(Stored items)
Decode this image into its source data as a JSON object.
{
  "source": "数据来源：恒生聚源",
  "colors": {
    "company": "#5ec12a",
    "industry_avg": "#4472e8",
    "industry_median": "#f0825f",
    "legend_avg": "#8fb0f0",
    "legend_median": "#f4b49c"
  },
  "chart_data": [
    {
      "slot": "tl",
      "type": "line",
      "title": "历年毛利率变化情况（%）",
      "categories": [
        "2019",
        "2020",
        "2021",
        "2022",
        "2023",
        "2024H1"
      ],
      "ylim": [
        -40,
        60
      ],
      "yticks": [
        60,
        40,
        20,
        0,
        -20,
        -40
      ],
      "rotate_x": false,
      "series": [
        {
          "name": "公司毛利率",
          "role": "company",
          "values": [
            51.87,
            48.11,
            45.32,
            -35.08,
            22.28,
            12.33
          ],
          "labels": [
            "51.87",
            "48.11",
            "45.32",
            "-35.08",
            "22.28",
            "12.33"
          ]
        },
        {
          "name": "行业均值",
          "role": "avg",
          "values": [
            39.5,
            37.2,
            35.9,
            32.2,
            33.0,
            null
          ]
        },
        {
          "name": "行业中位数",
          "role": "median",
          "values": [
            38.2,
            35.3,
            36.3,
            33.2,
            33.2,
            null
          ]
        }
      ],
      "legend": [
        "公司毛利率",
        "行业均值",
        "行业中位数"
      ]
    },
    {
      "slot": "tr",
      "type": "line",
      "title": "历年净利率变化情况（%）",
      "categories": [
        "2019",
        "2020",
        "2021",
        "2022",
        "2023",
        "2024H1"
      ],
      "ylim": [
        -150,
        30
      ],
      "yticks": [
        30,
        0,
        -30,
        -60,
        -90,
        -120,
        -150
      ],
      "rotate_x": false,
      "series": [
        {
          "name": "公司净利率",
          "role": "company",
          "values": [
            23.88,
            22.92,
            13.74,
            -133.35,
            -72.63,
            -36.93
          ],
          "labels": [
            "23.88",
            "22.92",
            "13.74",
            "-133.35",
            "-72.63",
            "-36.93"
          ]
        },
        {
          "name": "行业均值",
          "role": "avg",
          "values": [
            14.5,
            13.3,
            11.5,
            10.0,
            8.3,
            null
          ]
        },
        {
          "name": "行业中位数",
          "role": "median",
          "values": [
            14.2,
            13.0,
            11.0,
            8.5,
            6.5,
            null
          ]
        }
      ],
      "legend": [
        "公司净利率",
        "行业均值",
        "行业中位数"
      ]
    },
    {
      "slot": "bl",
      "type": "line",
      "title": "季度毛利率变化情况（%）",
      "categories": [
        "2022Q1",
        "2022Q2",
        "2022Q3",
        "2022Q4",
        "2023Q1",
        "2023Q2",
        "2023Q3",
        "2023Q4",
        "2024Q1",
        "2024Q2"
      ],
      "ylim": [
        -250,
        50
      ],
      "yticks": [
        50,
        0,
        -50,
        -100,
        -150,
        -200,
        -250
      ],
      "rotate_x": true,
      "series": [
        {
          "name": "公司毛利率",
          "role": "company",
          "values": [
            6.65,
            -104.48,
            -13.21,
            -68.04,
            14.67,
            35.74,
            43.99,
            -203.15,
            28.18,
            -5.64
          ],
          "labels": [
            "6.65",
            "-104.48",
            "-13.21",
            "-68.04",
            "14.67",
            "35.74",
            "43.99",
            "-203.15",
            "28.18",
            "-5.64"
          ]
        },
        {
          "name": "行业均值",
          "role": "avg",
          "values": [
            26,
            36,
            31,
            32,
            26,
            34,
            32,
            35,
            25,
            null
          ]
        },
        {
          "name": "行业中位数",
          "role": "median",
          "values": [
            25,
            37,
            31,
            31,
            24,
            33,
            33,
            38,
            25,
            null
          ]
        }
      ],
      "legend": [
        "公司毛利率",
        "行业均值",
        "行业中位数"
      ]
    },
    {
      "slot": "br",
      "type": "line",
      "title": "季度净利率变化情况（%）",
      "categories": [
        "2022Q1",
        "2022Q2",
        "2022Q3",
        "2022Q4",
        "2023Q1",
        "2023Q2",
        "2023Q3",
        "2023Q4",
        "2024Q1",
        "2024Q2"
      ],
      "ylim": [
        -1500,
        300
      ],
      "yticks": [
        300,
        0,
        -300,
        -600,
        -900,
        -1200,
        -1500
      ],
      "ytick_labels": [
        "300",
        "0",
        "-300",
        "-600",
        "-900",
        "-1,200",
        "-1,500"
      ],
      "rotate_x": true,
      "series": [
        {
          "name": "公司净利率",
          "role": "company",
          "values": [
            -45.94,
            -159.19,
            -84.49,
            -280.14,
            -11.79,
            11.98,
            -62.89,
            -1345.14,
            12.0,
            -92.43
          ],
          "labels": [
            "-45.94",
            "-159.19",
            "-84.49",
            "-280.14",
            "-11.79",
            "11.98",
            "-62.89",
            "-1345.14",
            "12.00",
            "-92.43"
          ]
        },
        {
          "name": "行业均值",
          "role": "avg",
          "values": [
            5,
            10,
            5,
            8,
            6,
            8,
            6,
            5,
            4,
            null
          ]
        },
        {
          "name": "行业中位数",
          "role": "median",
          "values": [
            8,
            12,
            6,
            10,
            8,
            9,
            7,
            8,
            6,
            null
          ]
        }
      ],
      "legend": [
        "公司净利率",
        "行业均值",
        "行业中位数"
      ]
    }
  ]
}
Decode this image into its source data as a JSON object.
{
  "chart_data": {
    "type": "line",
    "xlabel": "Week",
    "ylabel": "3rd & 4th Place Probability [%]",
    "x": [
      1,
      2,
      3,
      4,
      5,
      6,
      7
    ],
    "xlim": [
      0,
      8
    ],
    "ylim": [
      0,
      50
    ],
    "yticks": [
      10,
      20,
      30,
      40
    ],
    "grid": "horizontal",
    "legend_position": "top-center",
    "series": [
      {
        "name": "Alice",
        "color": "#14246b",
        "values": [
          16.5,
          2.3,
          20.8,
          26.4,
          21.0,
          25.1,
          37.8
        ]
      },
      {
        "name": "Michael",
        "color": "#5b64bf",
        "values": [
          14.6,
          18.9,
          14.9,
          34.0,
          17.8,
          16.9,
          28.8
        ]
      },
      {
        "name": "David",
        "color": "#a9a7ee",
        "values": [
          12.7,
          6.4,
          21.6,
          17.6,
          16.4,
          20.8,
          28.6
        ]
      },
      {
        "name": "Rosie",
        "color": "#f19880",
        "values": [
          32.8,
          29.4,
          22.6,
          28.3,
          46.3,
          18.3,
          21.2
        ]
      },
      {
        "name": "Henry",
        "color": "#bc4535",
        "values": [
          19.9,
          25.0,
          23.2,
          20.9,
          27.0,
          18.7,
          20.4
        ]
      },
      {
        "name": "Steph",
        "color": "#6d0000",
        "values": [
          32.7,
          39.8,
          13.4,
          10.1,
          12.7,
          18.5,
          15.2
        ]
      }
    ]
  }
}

▶ [YOUR GOAL]: All of the entries need to be reproduced exactly; please write them out.

▶ [FULL OUTPUT]:
Decode this image into its source data as a JSON object.
{
  "source": "数据来源：恒生聚源",
  "colors": {
    "company": "#5ec12a",
    "industry_avg": "#4472e8",
    "industry_median": "#f0825f",
    "legend_avg": "#8fb0f0",
    "legend_median": "#f4b49c"
  },
  "chart_data": [
    {
      "slot": "tl",
      "type": "line",
      "title": "历年毛利率变化情况（%）",
      "categories": [
        "2019",
        "2020",
        "2021",
        "2022",
        "2023",
        "2024H1"
      ],
      "ylim": [
        -40,
        60
      ],
      "yticks": [
        60,
        40,
        20,
        0,
        -20,
        -40
      ],
      "rotate_x": false,
      "series": [
        {
          "name": "公司毛利率",
          "role": "company",
          "values": [
            51.87,
            48.11,
            45.32,
            -35.08,
            22.28,
            12.33
          ],
          "labels": [
            "51.87",
            "48.11",
            "45.32",
            "-35.08",
            "22.28",
            "12.33"
          ]
        },
        {
          "name": "行业均值",
          "role": "avg",
          "values": [
            39.5,
            37.2,
            35.9,
            32.2,
            33.0,
            null
          ]
        },
        {
          "name": "行业中位数",
          "role": "median",
          "values": [
            38.2,
            35.3,
            36.3,
            33.2,
            33.2,
            null
          ]
        }
      ],
      "legend": [
        "公司毛利率",
        "行业均值",
        "行业中位数"
      ]
    },
    {
      "slot": "tr",
      "type": "line",
      "title": "历年净利率变化情况（%）",
      "categories": [
        "2019",
        "2020",
        "2021",
        "2022",
        "2023",
        "2024H1"
      ],
      "ylim": [
        -150,
        30
      ],
      "yticks": [
        30,
        0,
        -30,
        -60,
        -90,
        -120,
        -150
      ],
      "rotate_x": false,
      "series": [
        {
          "name": "公司净利率",
          "role": "company",
          "values": [
            23.88,
            22.92,
            13.74,
            -133.35,
            -72.63,
            -36.93
          ],
          "labels": [
            "23.88",
            "22.92",
            "13.74",
            "-133.35",
            "-72.63",
            "-36.93"
          ]
        },
        {
          "name": "行业均值",
          "role": "avg",
          "values": [
            14.5,
            13.3,
            11.5,
            10.0,
            8.3,
            null
          ]
        },
        {
          "name": "行业中位数",
          "role": "median",
          "values": [
            14.2,
            13.0,
            11.0,
            8.5,
            6.5,
            null
          ]
        }
      ],
      "legend": [
        "公司净利率",
        "行业均值",
        "行业中位数"
      ]
    },
    {
      "slot": "bl",
      "type": "line",
      "title": "季度毛利率变化情况（%）",
      "categories": [
        "2022Q1",
        "2022Q2",
        "2022Q3",
        "2022Q4",
        "2023Q1",
        "2023Q2",
        "2023Q3",
        "2023Q4",
        "2024Q1",
        "2024Q2"
      ],
      "ylim": [
        -250,
        50
      ],
      "yticks": [
        50,
        0,
        -50,
        -100,
        -150,
        -200,
        -250
      ],
      "rotate_x": true,
      "series": [
        {
          "name": "公司毛利率",
          "role": "company",
          "values": [
            6.65,
            -104.48,
            -13.21,
            -68.04,
            14.67,
            35.74,
            43.99,
            -203.15,
            28.18,
            -5.64
          ],
          "labels": [
            "6.65",
            "-104.48",
            "-13.21",
            "-68.04",
            "14.67",
            "35.74",
            "43.99",
            "-203.15",
            "28.18",
            "-5.64"
          ]
        },
        {
          "name": "行业均值",
          "role": "avg",
          "values": [
            26,
            36,
            31,
            32,
            26,
            34,
            32,
            35,
            25,
            null
          ]
        },
        {
          "name": "行业中位数",
          "role": "median",
          "values": [
            25,
            37,
            31,
            31,
            24,
            33,
            33,
            38,
            25,
            null
          ]
        }
      ],
      "legend": [
        "公司毛利率",
        "行业均值",
        "行业中位数"
      ]
    },
    {
      "slot": "br",
      "type": "line",
      "title": "季度净利率变化情况（%）",
      "categories": [
        "2022Q1",
        "2022Q2",
        "2022Q3",
        "2022Q4",
        "2023Q1",
        "2023Q2",
        "2023Q3",
        "2023Q4",
        "2024Q1",
        "2024Q2"
      ],
      "ylim": [
        -1500,
        300
      ],
      "yticks": [
        300,
        0,
        -300,
        -600,
        -900,
        -1200,
        -1500
      ],
      "ytick_labels": [
        "300",
        "0",
        "-300",
        "-600",
        "-900",
        "-1,200",
        "-1,500"
      ],
      "rotate_x": true,
      "series": [
        {
          "name": "公司净利率",
          "role": "company",
          "values": [
            -45.94,
            -159.19,
            -84.49,
            -280.14,
            -11.79,
            11.98,
            -62.89,
            -1345.14,
            12.0,
            -92.43
          ],
          "labels": [
            "-45.94",
            "-159.19",
            "-84.49",
            "-280.14",
            "-11.79",
            "11.98",
            "-62.89",
            "-1345.14",
            "12.00",
            "-92.43"
          ]
        },
        {
          "name": "行业均值",
          "role": "avg",
          "values": [
            5,
            10,
            5,
            8,
            6,
            8,
            6,
            5,
            4,
            null
          ]
        },
        {
          "name": "行业中位数",
          "role": "median",
          "values": [
            8,
            12,
            6,
            10,
            8,
            9,
            7,
            8,
            6,
            null
          ]
        }
      ],
      "legend": [
        "公司净利率",
        "行业均值",
        "行业中位数"
      ]
    }
  ]
}
Decode this image into its source data as a JSON object.
{
  "chart_data": {
    "type": "line",
    "xlabel": "Week",
    "ylabel": "3rd & 4th Place Probability [%]",
    "x": [
      1,
      2,
      3,
      4,
      5,
      6,
      7
    ],
    "xlim": [
      0,
      8
    ],
    "ylim": [
      0,
      50
    ],
    "yticks": [
      10,
      20,
      30,
      40
    ],
    "grid": "horizontal",
    "legend_position": "top-center",
    "series": [
      {
        "name": "Alice",
        "color": "#14246b",
        "values": [
          16.5,
          2.3,
          20.8,
          26.4,
          21.0,
          25.1,
          37.8
        ]
      },
      {
        "name": "Michael",
        "color": "#5b64bf",
        "values": [
          14.6,
          18.9,
          14.9,
          34.0,
          17.8,
          16.9,
          28.8
        ]
      },
      {
        "name": "David",
        "color": "#a9a7ee",
        "values": [
          12.7,
          6.4,
          21.6,
          17.6,
          16.4,
          20.8,
          28.6
        ]
      },
      {
        "name": "Rosie",
        "color": "#f19880",
        "values": [
          32.8,
          29.4,
          22.6,
          28.3,
          46.3,
          18.3,
          21.2
        ]
      },
      {
        "name": "Henry",
        "color": "#bc4535",
        "values": [
          19.9,
          25.0,
          23.2,
          20.9,
          27.0,
          18.7,
          20.4
        ]
      },
      {
        "name": "Steph",
        "color": "#6d0000",
        "values": [
          32.7,
          39.8,
          13.4,
          10.1,
          12.7,
          18.5,
          15.2
        ]
      }
    ]
  }
}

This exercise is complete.